* _GIVEN REQUEST_:
Skip the pictures. Copy all the rest of the records down exactly.

Data extracted from a collection
----
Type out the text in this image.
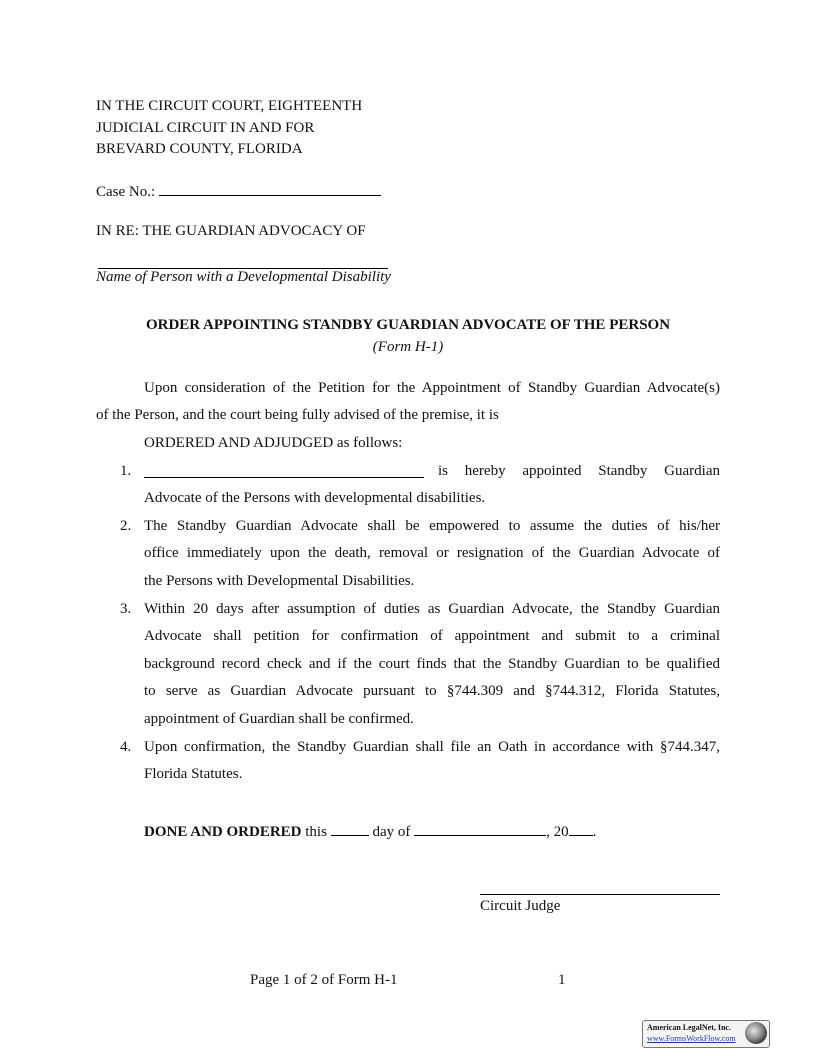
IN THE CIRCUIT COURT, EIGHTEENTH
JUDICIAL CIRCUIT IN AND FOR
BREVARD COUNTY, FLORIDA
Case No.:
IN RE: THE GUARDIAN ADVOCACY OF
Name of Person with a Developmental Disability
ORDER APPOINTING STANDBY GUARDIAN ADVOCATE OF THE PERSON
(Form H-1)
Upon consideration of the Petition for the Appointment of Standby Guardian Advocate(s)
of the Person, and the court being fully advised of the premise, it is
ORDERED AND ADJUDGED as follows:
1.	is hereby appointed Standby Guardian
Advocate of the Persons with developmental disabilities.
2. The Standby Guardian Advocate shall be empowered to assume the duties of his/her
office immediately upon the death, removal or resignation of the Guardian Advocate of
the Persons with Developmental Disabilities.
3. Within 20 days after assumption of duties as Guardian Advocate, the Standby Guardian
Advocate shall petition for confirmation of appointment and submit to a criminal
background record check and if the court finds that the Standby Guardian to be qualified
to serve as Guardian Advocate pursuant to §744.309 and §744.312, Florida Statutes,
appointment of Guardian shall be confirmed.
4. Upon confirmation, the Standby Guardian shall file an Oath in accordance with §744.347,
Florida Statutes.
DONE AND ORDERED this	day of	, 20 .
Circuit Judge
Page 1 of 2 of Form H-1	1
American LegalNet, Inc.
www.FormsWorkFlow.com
----
* _SOLUTION TO THIS EXERCISE_:
Type out the text in this image.
IN THE CIRCUIT COURT, EIGHTEENTH
JUDICIAL CIRCUIT IN AND FOR
BREVARD COUNTY, FLORIDA
Case No.:
IN RE: THE GUARDIAN ADVOCACY OF
Name of Person with a Developmental Disability
ORDER APPOINTING STANDBY GUARDIAN ADVOCATE OF THE PERSON
(Form H-1)
Upon consideration of the Petition for the Appointment of Standby Guardian Advocate(s)
of the Person, and the court being fully advised of the premise, it is
ORDERED AND ADJUDGED as follows:
1.	is hereby appointed Standby Guardian
Advocate of the Persons with developmental disabilities.
2. The Standby Guardian Advocate shall be empowered to assume the duties of his/her
office immediately upon the death, removal or resignation of the Guardian Advocate of
the Persons with Developmental Disabilities.
3. Within 20 days after assumption of duties as Guardian Advocate, the Standby Guardian
Advocate shall petition for confirmation of appointment and submit to a criminal
background record check and if the court finds that the Standby Guardian to be qualified
to serve as Guardian Advocate pursuant to §744.309 and §744.312, Florida Statutes,
appointment of Guardian shall be confirmed.
4. Upon confirmation, the Standby Guardian shall file an Oath in accordance with §744.347,
Florida Statutes.
DONE AND ORDERED this	day of	, 20 .
Circuit Judge
Page 1 of 2 of Form H-1	1
American LegalNet, Inc.
www.FormsWorkFlow.com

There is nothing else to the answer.